▸ TASK DIRECTIONS: Copy the data below exactly, omitting any picture it contains.
• • • • • • •
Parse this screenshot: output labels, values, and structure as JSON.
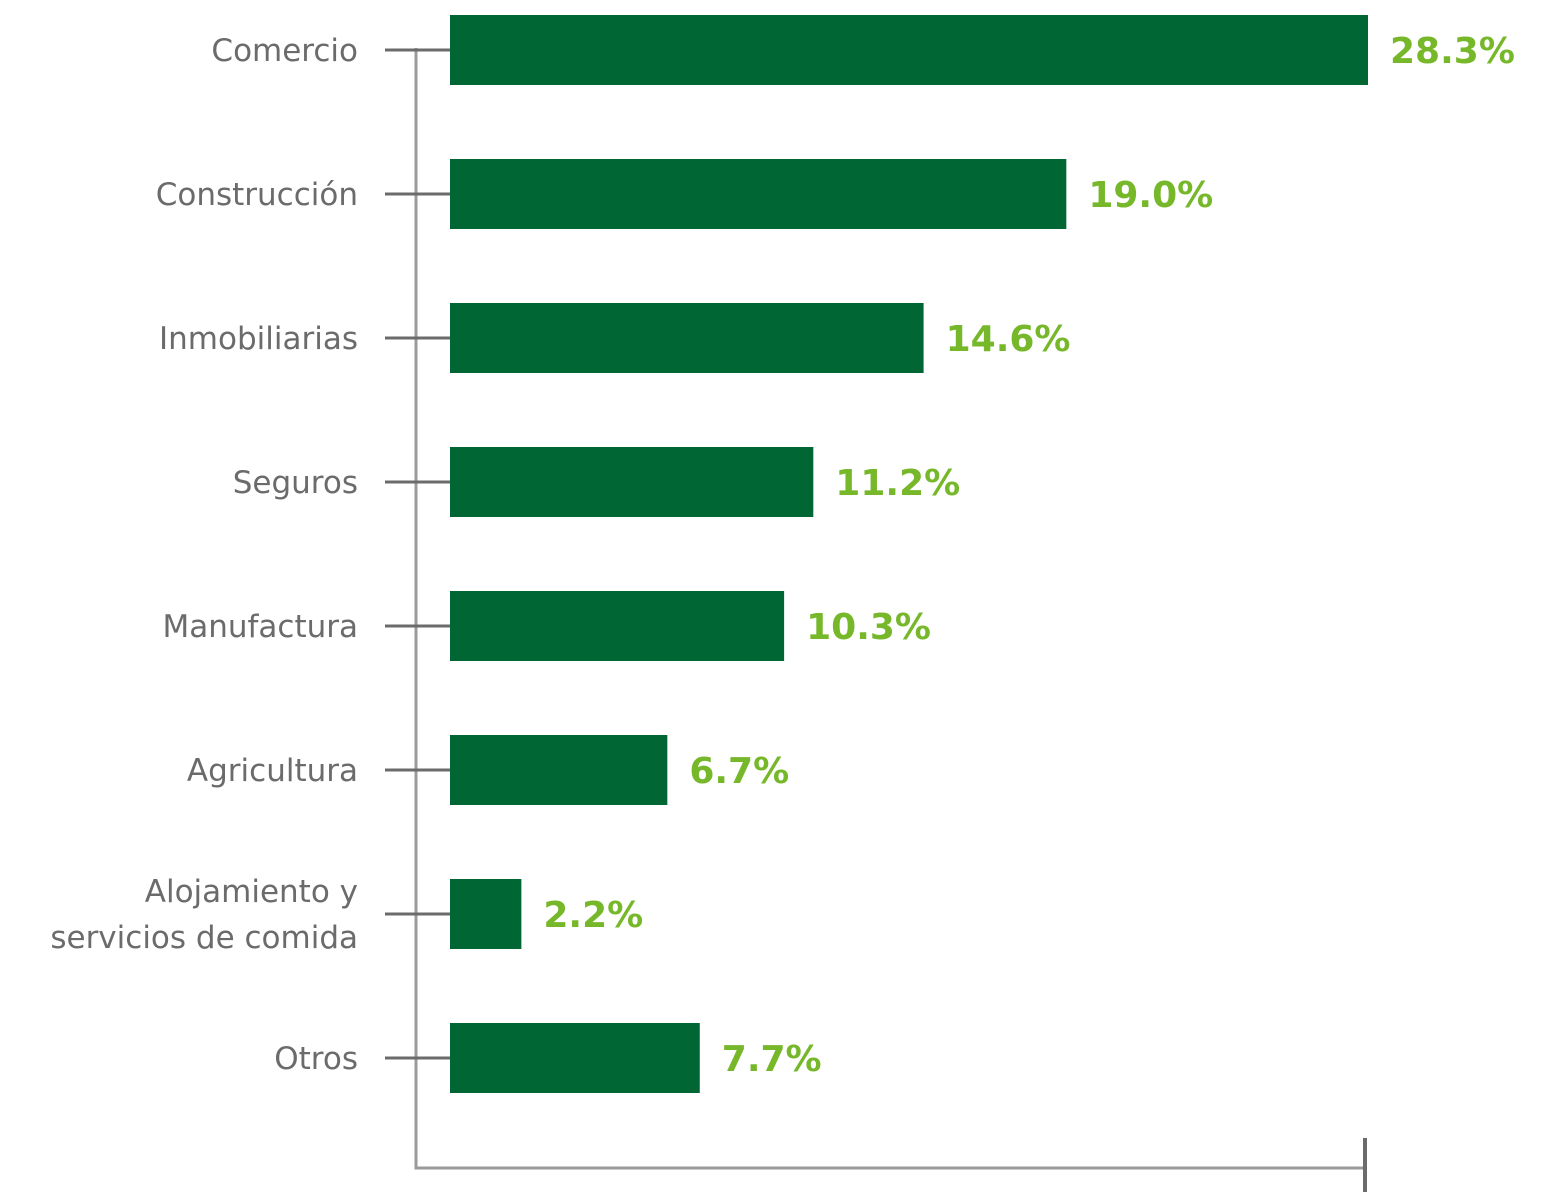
{
  "chart_data": {
    "type": "bar",
    "orientation": "horizontal",
    "title": "",
    "xlabel": "",
    "ylabel": "",
    "categories": [
      [
        "Comercio"
      ],
      [
        "Construcción"
      ],
      [
        "Inmobiliarias"
      ],
      [
        "Seguros"
      ],
      [
        "Manufactura"
      ],
      [
        "Agricultura"
      ],
      [
        "Alojamiento y",
        "servicios de comida"
      ],
      [
        "Otros"
      ]
    ],
    "values": [
      28.3,
      19.0,
      14.6,
      11.2,
      10.3,
      6.7,
      2.2,
      7.7
    ],
    "value_labels": [
      "28.3%",
      "19.0%",
      "14.6%",
      "11.2%",
      "10.3%",
      "6.7%",
      "2.2%",
      "7.7%"
    ],
    "unit": "%",
    "xlim": [
      0,
      28.3
    ],
    "grid": false,
    "colors": {
      "bar": "#006633",
      "value_label": "#76b82a",
      "category_label": "#6b6b6b",
      "axis": "#9a9a9a",
      "tick": "#6b6b6b"
    }
  }
}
• • • • • • •
▸ THE ANSWER:
Parse this screenshot: output labels, values, and structure as JSON.
{
  "chart_data": {
    "type": "bar",
    "orientation": "horizontal",
    "title": "",
    "xlabel": "",
    "ylabel": "",
    "categories": [
      [
        "Comercio"
      ],
      [
        "Construcción"
      ],
      [
        "Inmobiliarias"
      ],
      [
        "Seguros"
      ],
      [
        "Manufactura"
      ],
      [
        "Agricultura"
      ],
      [
        "Alojamiento y",
        "servicios de comida"
      ],
      [
        "Otros"
      ]
    ],
    "values": [
      28.3,
      19.0,
      14.6,
      11.2,
      10.3,
      6.7,
      2.2,
      7.7
    ],
    "value_labels": [
      "28.3%",
      "19.0%",
      "14.6%",
      "11.2%",
      "10.3%",
      "6.7%",
      "2.2%",
      "7.7%"
    ],
    "unit": "%",
    "xlim": [
      0,
      28.3
    ],
    "grid": false,
    "colors": {
      "bar": "#006633",
      "value_label": "#76b82a",
      "category_label": "#6b6b6b",
      "axis": "#9a9a9a",
      "tick": "#6b6b6b"
    }
  }
}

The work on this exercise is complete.